**THE TASK:**
Reproduce all lines of the listing below in which the word "INGREDIENTE" occurs.

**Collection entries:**
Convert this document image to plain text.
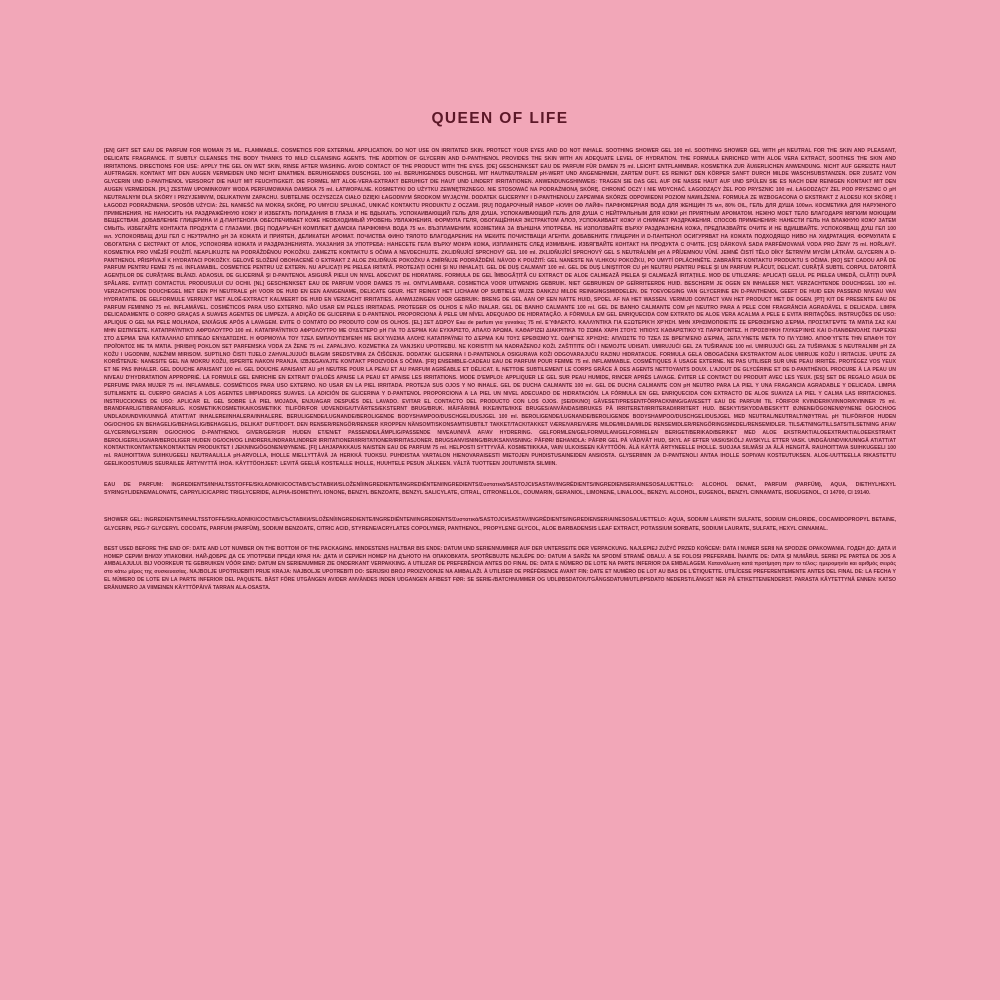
QUEEN OF LIFE

[EN] GIFT SET EAU DE PARFUM FOR WOMAN 75 ML. FLAMMABLE. COSMETICS FOR EXTERNAL APPLICATION. DO NOT USE ON IRRITATED SKIN. PROTECT YOUR EYES AND DO NOT INHALE. SOOTHING SHOWER GEL 100 ml. SOOTHING SHOWER GEL WITH pH NEUTRAL FOR THE SKIN AND PLEASANT, DELICATE FRAGRANCE. IT SUBTLY CLEANSES THE BODY THANKS TO MILD CLEANSING AGENTS. THE ADDITION OF GLYCERIN AND D-PANTHENOL PROVIDES THE SKIN WITH AN ADEQUATE LEVEL OF HYDRATION. THE FORMULA ENRICHED WITH ALOE VERA EXTRACT, SOOTHES THE SKIN AND IRRITATIONS. DIRECTIONS FOR USE: APPLY THE GEL ON WET SKIN, RINSE AFTER WASHING. AVOID CONTACT OF THE PRODUCT WITH THE EYES. [DE] GESCHENKSET EAU DE PARFUM FÜR DAMEN 75 ml. LEICHT ENTFLAMMBAR. KOSMETIKA ZUR ÄUßERLICHEN ANWENDUNG. NICHT AUF GEREIZTE HAUT AUFTRAGEN. KONTAKT MIT DEN AUGEN VERMEIDEN UND NICHT EINATMEN. BERUHIGENDES DUSCHGEL 100 ml. BERUHIGENDES DUSCHGEL MIT HAUTNEUTRALEM pH-WERT UND ANGENEHMEM, ZARTEM DUFT. ES REINIGT DEN KÖRPER SANFT DURCH MILDE WASCHSUBSTANZEN. DER ZUSATZ VON GLYCERIN UND D-PANTHENOL VERSORGT DIE HAUT MIT FEUCHTIGKEIT. DIE FORMEL MIT ALOE-VERA-EXTRAKT BERUHIGT DIE HAUT UND LINDERT IRRITATIONEN. ANWENDUNGSHINWEIS: TRAGEN SIE DAS GEL AUF DIE NASSE HAUT AUF UND SPÜLEN SIE ES NACH DEM REINIGEN KONTAKT MIT DEN AUGEN VERMEIDEN. [PL] ZESTAW UPOMINKOWY WODA PERFUMOWANA DAMSKA 75 ml. ŁATWOPALNE. KOSMETYKI DO UŻYTKU ZEWNĘTRZNEGO. NIE STOSOWAĆ NA PODRAŻNIONĄ SKÓRĘ. CHRONIĆ OCZY I NIE WDYCHAĆ. ŁAGODZĄCY ŻEL POD PRYSZNIC 100 ml. ŁAGODZĄCY ŻEL POD PRYSZNIC O pH NEUTRALNYM DLA SKÓRY I PRZYJEMNYM, DELIKATNYM ZAPACHU. SUBTELNIE OCZYSZCZA CIAŁO DZIĘKI ŁAGODNYM ŚRODKOM MYJĄCYM. DODATEK GLICERYNY I D-PANTHENOLU ZAPEWNIA SKÓRZE ODPOWIEDNI POZIOM NAWILŻENIA. FORMUŁA ZE WZBOGACONA O EKSTRAKT Z ALOESU KOI SKÓRĘ I ŁAGODZI PODRAŻNIENIA. SPOSÓB UŻYCIA: ŻEL NANIEŚĆ NA MOKRĄ SKÓRĘ, PO UMYCIU SPŁUKAĆ, UNIKAĆ KONTAKTU PRODUKTU Z OCZAMI. [RU] ПОДАРОЧНЫЙ НАБОР «КУИН ОФ ЛАЙФ» ПАРФЮМЕРНАЯ ВОДА ДЛЯ ЖЕНЩИН 75 мл, 80% OIL, ГЕЛЬ ДЛЯ ДУША 100мл. КОСМЕТИКА ДЛЯ НАРУЖНОГО ПРИМЕНЕНИЯ. НЕ НАНОСИТЬ НА РАЗДРАЖЁННУЮ КОЖУ И ИЗБЕГАТЬ ПОПАДАНИЯ В ГЛАЗА И НЕ ВДЫХАТЬ. УСПОКАИВАЮЩИЙ ГЕЛЬ ДЛЯ ДУША. УСПОКАИВАЮЩИЙ ГЕЛЬ ДЛЯ ДУША С НЕЙТРАЛЬНЫМ ДЛЯ КОЖИ pH ПРИЯТНЫМ АРОМАТОМ. НЕЖНО МОЕТ ТЕЛО БЛАГОДАРЯ МЯГКИМ МОЮЩИМ ВЕЩЕСТВАМ. ДОБАВЛЕНИЕ ГЛИЦЕРИНА И Д-ПАНТЕНОЛА ОБЕСПЕЧИВАЕТ КОЖЕ НЕОБХОДИМЫЙ УРОВЕНЬ УВЛАЖНЕНИЯ. ФОРМУЛА ГЕЛЯ, ОБОГАЩЁННАЯ ЭКСТРАКТОМ АЛОЭ, УСПОКАИВАЕТ КОЖУ И СНИМАЕТ РАЗДРАЖЕНИЯ. СПОСОБ ПРИМЕНЕНИЯ: НАНЕСТИ ГЕЛЬ НА ВЛАЖНУЮ КОЖУ ЗАТЕМ СМЫТЬ. ИЗБЕГАЙТЕ КОНТАКТА ПРОДУКТА С ГЛАЗАМИ. [BG] ПОДАРЪЧЕН КОМПЛЕКТ ДАМСКА ПАРФЮМНА ВОДА 75 мл. ВЪЗПЛАМЕНИМ. КОЗМЕТИКА ЗА ВЪНШНА УПОТРЕБА. НЕ ИЗПОЛЗВАЙТЕ ВЪРХУ РАЗДРАЗНЕНА КОЖА, ПРЕДПАЗВАЙТЕ ОЧИТЕ И НЕ ВДИШВАЙТЕ. УСПОКОЯВАЩ ДУШ ГЕЛ 100 мл. УСПОКОЯВАЩ ДУШ ГЕЛ С НЕУТРАЛНО pH ЗА КОЖАТА И ПРИЯТЕН, ДЕЛИКАТЕН АРОМАТ. ПОЧИСТВА ФИНО ТЯЛОТО БЛАГОДАРЕНИЕ НА МЕКИТЕ ПОЧИСТВАЩИ АГЕНТИ. ДОБАВЕНИТЕ ГЛИЦЕРИН И D-ПАНТЕНОЛ ОСИГУРЯВАТ НА КОЖАТА ПОДХОДЯЩО НИВО НА ХИДРАТАЦИЯ. ФОРМУЛАТА Е ОБОГАТЕНА С ЕКСТРАКТ ОТ АЛОЕ, УСПОКОЯВА КОЖАТА И РАЗДРАЗНЕНИЯТА. УКАЗАНИЯ ЗА УПОТРЕБА: НАНЕСЕТЕ ГЕЛА ВЪРХУ МОКРА КОЖА, ИЗПЛАКНЕТЕ СЛЕД ИЗМИВАНЕ. ИЗБЯГВАЙТЕ КОНТАКТ НА ПРОДУКТА С ОЧИТЕ. [CS] DÁRKOVÁ SADA PARFÉMOVANÁ VODA PRO ŽENY 75 ml. HOŘLAVÝ. KOSMETIKA PRO VNĚJŠÍ POUŽITÍ. NEAPLIKUJTE NA PODRÁŽDĚNOU POKOŽKU. ZAMEZTE KONTAKTU S OČIMA A NEVDECHUJTE. ZKLIDŇUJÍCÍ SPRCHOVÝ GEL 100 ml. ZKLIDŇUJÍCÍ SPRCHOVÝ GEL S NEUTRÁLNÍM pH A PŘÍJEMNOU VŮNÍ. JEMNĚ ČISTÍ TĚLO DÍKY ŠETRNÝM MYCÍM LÁTKÁM. GLYCERIN A D-PANTHENOL PŘISPÍVAJÍ K HYDRATACI POKOŽKY. GELOVÉ SLOŽENÍ OBOHACENÉ O EXTRAKT Z ALOE ZKLIDŇUJE POKOŽKU A ZMÍRŇUJE PODRÁŽDĚNÍ. NÁVOD K POUŽITÍ: GEL NANESTE NA VLHKOU POKOŽKU, PO UMYTÍ OPLÁCHNĚTE. ZABRAŇTE KONTAKTU PRODUKTU S OČIMA. [RO] SET CADOU APĂ DE PARFUM PENTRU FEMEI 75 ml. INFLAMABIL. COSMETICE PENTRU UZ EXTERN. NU APLICAȚI PE PIELEA IRITATĂ. PROTEJAȚI OCHII ȘI NU INHALAȚI. GEL DE DUȘ CALMANT 100 ml. GEL DE DUȘ LINIȘTITOR CU pH NEUTRU PENTRU PIELE ȘI UN PARFUM PLĂCUT, DELICAT. CURĂȚĂ SUBTIL CORPUL DATORITĂ AGENȚILOR DE CURĂȚARE BLÂNZI. ADAOSUL DE GLICERINĂ ȘI D-PANTENOL ASIGURĂ PIELII UN NIVEL ADECVAT DE HIDRATARE. FORMULA DE GEL ÎMBOGĂȚITĂ CU EXTRACT DE ALOE CALMEAZĂ PIELEA ȘI CALMEAZĂ IRITAȚIILE. MOD DE UTILIZARE: APLICAȚI GELUL PE PIELEA UMEDĂ, CLĂTIȚI DUPĂ SPĂLARE. EVITAȚI CONTACTUL PRODUSULUI CU OCHII. [NL] GESCHENKSET EAU DE PARFUM VOOR DAMES 75 ml. ONTVLAMBAAR. COSMETICA VOOR UITWENDIG GEBRUIK. NIET GEBRUIKEN OP GEÏRRITEERDE HUID. BESCHERM JE OGEN EN INHALEER NIET. VERZACHTENDE DOUCHEGEL 100 ml. VERZACHTENDE DOUCHEGEL MET EEN PH NEUTRALE pH VOOR DE HUID EN EEN AANGENAME, DELICATE GEUR. HET REINIGT HET LICHAAM OP SUBTIELE WIJZE DANKZIJ MILDE REINIGINGSMIDDELEN. DE TOEVOEGING VAN GLYCERINE EN D-PANTHENOL GEEFT DE HUID EEN PASSEND NIVEAU VAN HYDRATATIE. DE GELFORMULE VERRIJKT MET ALOË-EXTRACT KALMEERT DE HUID EN VERZACHT IRRITATIES. AANWIJZINGEN VOOR GEBRUIK: BRENG DE GEL AAN OP EEN NATTE HUID, SPOEL AF NA HET WASSEN. VERMIJD CONTACT VAN HET PRODUCT MET DE OGEN. [PT] KIT DE PRESENTE EAU DE PARFUM FEMININO 75 ml. INFLAMÁVEL. COSMÉTICOS PARA USO EXTERNO. NÃO USAR EM PELES IRRITADAS. PROTEGER OS OLHOS E NÃO INALAR. GEL DE BANHO CALMANTE 100 ml. GEL DE BANHO CALMANTE COM pH NEUTRO PARA A PELE COM FRAGRÂNCIA AGRADÁVEL E DELICADA. LIMPA DELICADAMENTE O CORPO GRAÇAS A SUAVES AGENTES DE LIMPEZA. A ADIÇÃO DE GLICERINA E D-PANTENOL PROPORCIONA À PELE UM NÍVEL ADEQUADO DE HIDRATAÇÃO. A FÓRMULA EM GEL ENRIQUECIDA COM EXTRATO DE ALOE VERA ACALMA A PELE E EVITA IRRITAÇÕES. INSTRUÇÕES DE USO: APLIQUE O GEL NA PELE MOLHADA, ENXÁGUE APÓS A LAVAGEM. EVITE O CONTATO DO PRODUTO COM OS OLHOS. [EL] ΣΕΤ ΔΏΡΟΥ Eau de parfum για γυναίκες 75 ml. ΕΎΦΛΕΚΤΟ. ΚΑΛΛΥΝΤΙΚΆ ΓΙΑ ΕΞΩΤΕΡΙΚΉ ΧΡΉΣΗ. ΜΗΝ ΧΡΗΣΙΜΟΠΟΙΕΊΤΕ ΣΕ ΕΡΕΘΙΣΜΈΝΟ ΔΈΡΜΑ. ΠΡΟΣΤΑΤΈΨΤΕ ΤΑ ΜΆΤΙΑ ΣΑΣ ΚΑΙ ΜΗΝ ΕΙΣΠΝΈΕΤΕ. ΚΑΤΑΠΡΑΫΝΤΙΚΌ ΑΦΡΌΛΟΥΤΡΟ 100 ml. ΚΑΤΑΠΡΑΫΝΤΙΚΌ ΑΦΡΌΛΟΥΤΡΟ ΜΕ ΟΥΔΈΤΕΡΟ pH ΓΙΑ ΤΟ ΔΈΡΜΑ ΚΑΙ ΕΥΧΆΡΙΣΤΟ, ΑΠΑΛΌ ΆΡΩΜΑ. ΚΑΘΑΡΊΖΕΙ ΔΙΑΚΡΙΤΙΚΆ ΤΟ ΣΏΜΑ ΧΆΡΗ ΣΤΟΥΣ ΉΠΙΟΥΣ ΚΑΘΑΡΙΣΤΙΚΟΎΣ ΠΑΡΆΓΟΝΤΕΣ. Η ΠΡΟΣΘΉΚΗ ΓΛΥΚΕΡΊΝΗΣ ΚΑΙ D-ΠΑΝΘΕΝΌΛΗΣ ΠΑΡΈΧΕΙ ΣΤΟ ΔΈΡΜΑ ΈΝΑ ΚΑΤΆΛΛΗΛΟ ΕΠΊΠΕΔΟ ΕΝΥΔΆΤΩΣΗΣ. Η ΦΌΡΜΟΥΛΑ ΤΟΥ ΤΖΕΛ ΕΜΠΛΟΥΤΙΣΜΈΝΗ ΜΕ ΕΚΧΎΛΙΣΜΑ ΑΛΌΗΣ ΚΑΤΑΠΡΑΫΝΕΙ ΤΟ ΔΈΡΜΑ ΚΑΙ ΤΟΥΣ ΕΡΕΘΙΣΜΟΎΣ. ΟΔΗΓΊΕΣ ΧΡΉΣΗΣ: ΑΠΛΏΣΤΕ ΤΟ ΤΖΕΛ ΣΕ ΒΡΕΓΜΈΝΟ ΔΈΡΜΑ, ΞΕΠΛΎΝΕΤΕ ΜΕΤΆ ΤΟ ΠΛΎΣΙΜΟ. ΑΠΟΦΎΓΕΤΕ ΤΗΝ ΕΠΑΦΉ ΤΟΥ ΠΡΟΪΌΝΤΟΣ ΜΕ ΤΑ ΜΆΤΙΑ. [HR/BiH] POKLON SET PARFEMSKA VODA ZA ŽENE 75 ml. ZAPALJIVO. KOZMETIKA ZA VANJSKU UPOTREBU. NE KORISTITI NA NADRAŽENOJ KOŽI. ZAŠTITITE OČI I NEMOJTE UDISATI. UMIRUJUĆI GEL ZA TUŠIRANJE 100 ml. UMIRUJUĆI GEL ZA TUŠIRANJE S NEUTRALNIM pH ZA KOŽU I UGODNIM, NJEŽNIM MIRISOM. SUPTILNO ČISTI TIJELO ZAHVALJUJUĆI BLAGIM SREDSTVIMA ZA ČIŠĆENJE. DODATAK GLICERINA I D-PANTENOLA OSIGURAVA KOŽI ODGOVARAJUĆU RAZINU HIDRATACIJE. FORMULA GELA OBOGAĆENA EKSTRAKTOM ALOE UMIRUJE KOŽU I IRITACIJE. UPUTE ZA KORIŠTENJE: NANESITE GEL NA MOKRU KOŽU, ISPERITE NAKON PRANJA. IZBJEGAVAJTE KONTAKT PROIZVODA S OČIMA. [FR] ENSEMBLE-CADEAU EAU DE PARFUM POUR FEMME 75 ml. INFLAMMABLE. COSMÉTIQUES À USAGE EXTERNE. NE PAS UTILISER SUR UNE PEAU IRRITÉE. PROTÉGEZ VOS YEUX ET NE PAS INHALER. GEL DOUCHE APAISANT 100 ml. GEL DOUCHE APAISANT AU pH NEUTRE POUR LA PEAU ET AU PARFUM AGRÉABLE ET DÉLICAT. IL NETTOIE SUBTILEMENT LE CORPS GRÂCE À DES AGENTS NETTOYANTS DOUX. L'AJOUT DE GLYCÉRINE ET DE D-PANTHÉNOL PROCURE À LA PEAU UN NIVEAU D'HYDRATATION APPROPRIÉ. LA FORMULE GEL ENRICHIE EN EXTRAIT D'ALOÈS APAISE LA PEAU ET APAISE LES IRRITATIONS. MODE D'EMPLOI: APPLIQUER LE GEL SUR PEAU HUMIDE, RINCER APRÈS LAVAGE. ÉVITER LE CONTACT DU PRODUIT AVEC LES YEUX. [ES] SET DE REGALO AGUA DE PERFUME PARA MUJER 75 ml. INFLAMABLE. COSMÉTICOS PARA USO EXTERNO. NO USAR EN LA PIEL IRRITADA. PROTEJA SUS OJOS Y NO INHALE. GEL DE DUCHA CALMANTE 100 ml. GEL DE DUCHA CALMANTE CON pH NEUTRO PARA LA PIEL Y UNA FRAGANCIA AGRADABLE Y DELICADA. LIMPIA SUTILMENTE EL CUERPO GRACIAS A LOS AGENTES LIMPIADORES SUAVES. LA ADICIÓN DE GLICERINA Y D-PANTENOL PROPORCIONA A LA PIEL UN NIVEL ADECUADO DE HIDRATACIÓN. LA FÓRMULA EN GEL ENRIQUECIDA CON EXTRACTO DE ALOE SUAVIZA LA PIEL Y CALMA LAS IRRITACIONES. INSTRUCCIONES DE USO: APLICAR EL GEL SOBRE LA PIEL MOJADA, ENJUAGAR DESPUÉS DEL LAVADO. EVITAR EL CONTACTO DEL PRODUCTO CON LOS OJOS. [SE/DK/NO] GÅVESET/PRESENTFÖRPACKNING/GAVESETT EAU DE PARFUM TIL FÖR/FOR KVINDER/KVINNOR/KVINNER 75 ml. BRANDFARLIGT/BRANDFARLIG. KOSMETIK/KOSMETIKA/KOSMETIKK TIL/FÖR/FOR UDVENDIG/UTVÄRTES/EKSTERNT BRUG/BRUK. MÅ/FÅR/IMÅ IKKE/INTE/IKKE BRUGES/ANVÄNDAS/BRUKES PÅ IRRITERET/IRRITERAD/IRRITERT HUD. BESKYT/SKYDDA/BESKYTT ØJNENE/ÖGONEN/ØYNENE OG/OCH/OG UNDLAD/UNDVIK/UNNGÅ AT/ATT/AT INHALERE/INHALERA/INHALERE. BERULIGENDE/LUGNANDE/BEROLIGENDE BODYSHAMPOO/DUSCHGEL/DUSJGEL 100 ml. BEROLIGENDE/LUGNANDE/BEROLIGENDE BODYSHAMPOO/DUSCHGEL/DUSJGEL MED NEUTRAL/NEUTRALT/NØYTRAL pH TIL/FÖR/FOR HUDEN OG/OCH/OG EN BEHAGELIG/BEHAGLIG/BEHAGELIG, DELIKAT DUFT/DOFT. DEN RENSER/RENGÖR/RENSER KROPPEN NÄNSOMT/SKONSAMT/SUBTILT TAKKET/TACK/TAKKET VÆRE/VARE/VÆRE MILDE/MILDA/MILDE RENSEMIDLER/RENGÖRINGSMEDEL/RENSEMIDLER. TILSÆTNING/TILLSATS/TILSETNING AF/AV GLYCERIN/GLYSERIN OG/OCH/OG D-PANTHENOL GIVER/GER/GIR HUDEN ET/EN/ET PASSENDE/LÄMPLIG/PASSENDE NIVEAU/NIVÅ AF/AV HYDRERING. GELFORMLEN/GELFORMULAN/GELFORMELEN BERIGET/BERIKAD/BERIKET MED ALOE EKSTRAKT/ALOEEXTRAKT/ALOEEKSTRAKT BEROLIGER/LUGNAR/BEROLIGER HUDEN OG/OCH/OG LINDRER/LINDRAR/LINDRER IRRITATIONER/IRRITATIONER/IRRITASJONER. BRUGSANVISNING/BRUKSANVISNING: PÅFØR/ BEHANDLA: PÅFØR GEL PÅ VÅD/VÅT HUD, SKYL AF EFTER VASK/SKÖLJ AV/SKYLL ETTER VASK. UNDGÅ/UNDVIK/UNNGÅ AT/ATT/AT KONTAKT/KONTAKTEN/KONTAKTEN PRODUKTET I JEKNING/ÖGONEN/ØYNENE. [FI] LAHJAPAKKAUS NAISTEN EAU DE PARFUM 75 ml. HELPOSTI SYTTYVÄÄ. KOSMETIIKKAA, VAIN ULKOISEEN KÄYTTÖÖN. ÄLÄ KÄYTÄ ÄRTYNEELLE IHOLLE. SUOJAA SILMÄSI JA ÄLÄ HENGITÄ. RAUHOITTAVA SUIHKUGEELI 100 ml. RAUHOITTAVA SUIHKUGEELI NEUTRAALILLA pH-ARVOLLA, IHOLLE MIELLYTTÄVÄ JA HERKKÄ TUOKSU. PUHDISTAA VARTALON HIENOVARAISESTI MIETOJEN PUHDISTUSAINEIDEN ANSIOSTA. GLYSERIININ JA D-PANTENOLI ANTAA IHOLLE SOPIVAN KOSTEUTUKSEN. ALOE-UUTTEELLA RIKASTETTU GEELIKOOSTUMUS SEURAILEE ÄRTYNYTTÄ IHOA. KÄYTTÖOHJEET: LEVITÄ GEELIÄ KOSTEALLE IHOLLE, HUUHTELE PESUN JÄLKEEN. VÄLTÄ TUOTTEEN JOUTUMISTA SILMIIN.

EAU DE PARFUM: INGREDIENTS/INHALTSSTOFFE/SKŁADNIKI/СОСТАВ/СЪСТАВКИ/SLOŽENÍ/INGREDIENTE/INGREDIËNTEN/INGREDIENTS/Συστατικά/SASTOJCI/SASTAV/INGRÉDIENTS/INGREDIENSER/AINESOSALUETTELO: ALCOHOL DENAT., PARFUM (PARFÜM), AQUA, DIETHYLHEXYL SYRINGYLIDENEMALONATE, CAPRYLIC/CAPRIC TRIGLYCERIDE, ALPHA-ISOMETHYL IONONE, BENZYL BENZOATE, BENZYL SALICYLATE, CITRAL, CITRONELLOL, COUMARIN, GERANIOL, LIMONENE, LINALOOL, BENZYL ALCOHOL, EUGENOL, BENZYL CINNAMATE, ISOEUGENOL, CI 14700, CI 19140.
SHOWER GEL: INGREDIENTS/INHALTSSTOFFE/SKŁADNIKI/СОСТАВ/СЪСТАВКИ/SLOŽENÍ/INGREDIENTE/INGREDIËNTEN/INGREDIENTS/Συστατικά/SASTOJCI/SASTAV/INGRÉDIENTS/INGREDIENSER/AINESOSALUETTELO: AQUA, SODIUM LAURETH SULFATE, SODIUM CHLORIDE, COCAMIDOPROPYL BETAINE, GLYCERIN, PEG-7 GLYCERYL COCOATE, PARFUM (PARFÜM), SODIUM BENZOATE, CITRIC ACID, STYRENE/ACRYLATES COPOLYMER, PANTHENOL, PROPYLENE GLYCOL, ALOE BARBADENSIS LEAF EXTRACT, POTASSIUM SORBATE, SODIUM LAURATE, SULFATE, HEXYL CINNAMAL.

BEST USED BEFORE THE END OF: DATE AND LOT NUMBER ON THE BOTTOM OF THE PACKAGING. MINDESTENS HALTBAR BIS ENDE: DATUM UND SERIENNUMMER AUF DER UNTERSEITE DER VERPACKUNG. NAJLEPIEJ ZUŻYĆ PRZED KOŃCEM: DATA I NUMER SERII NA SPODZIE OPAKOWANIA. ГОДЕН ДО: ДАТА И НОМЕР СЕРИИ ВНИЗУ УПАКОВКИ. НАЙ-ДОБРЕ ДА СЕ УПОТРЕБИ ПРЕДИ КРАЯ НА: ДАТА И СЕРИЕН НОМЕР НА ДЪНОТО НА ОПАКОВКАТА. SPOTŘEBUJTE NEJLÉPE DO: DATUM A SARŽE NA SPODNÍ STRANĚ OBALU. A SE FOLOSI PREFERABIL ÎNAINTE DE: DATA ȘI NUMĂRUL SERIEI PE PARTEA DE JOS A AMBALAJULUI. BIJ VOORKEUR TE GEBRUIKEN VÓÓR EIND: DATUM EN SERIENUMMER ZIE ONDERKANT VERPAKKING. A UTILIZAR DE PREFERÊNCIA ANTES DO FINAL DE: DATA E NÚMERO DE LOTE NA PARTE INFERIOR DA EMBALAGEM. Κατανάλωση κατά προτίμηση πριν το τέλος: ημερομηνία και αριθμός σειράς στο κάτω μέρος της συσκευασίας. NAJBOLJE UPOTRIJEBITI PRIJE KRAJA: NAJBOLJE UPOTREBITI DO: SERIJSKI BROJ PROIZVODNJE NA AMBALAŽI. À UTILISER DE PRÉFÉRENCE AVANT FIN: DATE ET NUMÉRO DE LOT AU BAS DE L'ÉTIQUETTE. UTILÍCESE PREFERENTEMENTE ANTES DEL FINAL DE: LA FECHA Y EL NÚMERO DE LOTE EN LA PARTE INFERIOR DEL PAQUETE. BÄST FÖRE UTGÅNGEN AV/DER ANVÄNDES INDEN UDGANGEN AF/BEST FØR: SE SERIE-/BATCHNUMMER OG UDLØBSDATO/UTGÅNGSDATUM/UTLØPSDATO NEDERST/LÄNGST NER PÅ ETIKETTEN/ENDERST. PARASTA KÄYTETTYNÄ ENNEN: KATSO ERÄNUMERO JA VIIMEINEN KÄYTTÖPÄIVÄ TARRAN ALA-OSASTA.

**RESULT:**
EAU DE PARFUM: INGREDIENTS/INHALTSSTOFFE/SKŁADNIKI/СОСТАВ/СЪСТАВКИ/SLOŽENÍ/INGREDIENTE/INGREDIËNTEN/INGREDIENTS/Συστατικά/SASTOJCI/SASTAV/INGRÉDIENTS/INGREDIENSER/AINESOSALUETTELO: ALCOHOL DENAT., PARFUM (PARFÜM), AQUA, DIETHYLHEXYL SYRINGYLIDENEMALONATE, CAPRYLIC/CAPRIC TRIGLYCERIDE, ALPHA-ISOMETHYL IONONE, BENZYL BENZOATE, BENZYL SALICYLATE, CITRAL, CITRONELLOL, COUMARIN, GERANIOL, LIMONENE, LINALOOL, BENZYL ALCOHOL, EUGENOL, BENZYL CINNAMATE, ISOEUGENOL, CI 14700, CI 19140.
SHOWER GEL: INGREDIENTS/INHALTSSTOFFE/SKŁADNIKI/СОСТАВ/СЪСТАВКИ/SLOŽENÍ/INGREDIENTE/INGREDIËNTEN/INGREDIENTS/Συστατικά/SASTOJCI/SASTAV/INGRÉDIENTS/INGREDIENSER/AINESOSALUETTELO: AQUA, SODIUM LAURETH SULFATE, SODIUM CHLORIDE, COCAMIDOPROPYL BETAINE, GLYCERIN, PEG-7 GLYCERYL COCOATE, PARFUM (PARFÜM), SODIUM BENZOATE, CITRIC ACID, STYRENE/ACRYLATES COPOLYMER, PANTHENOL, PROPYLENE GLYCOL, ALOE BARBADENSIS LEAF EXTRACT, POTASSIUM SORBATE, SODIUM LAURATE, SULFATE, HEXYL CINNAMAL.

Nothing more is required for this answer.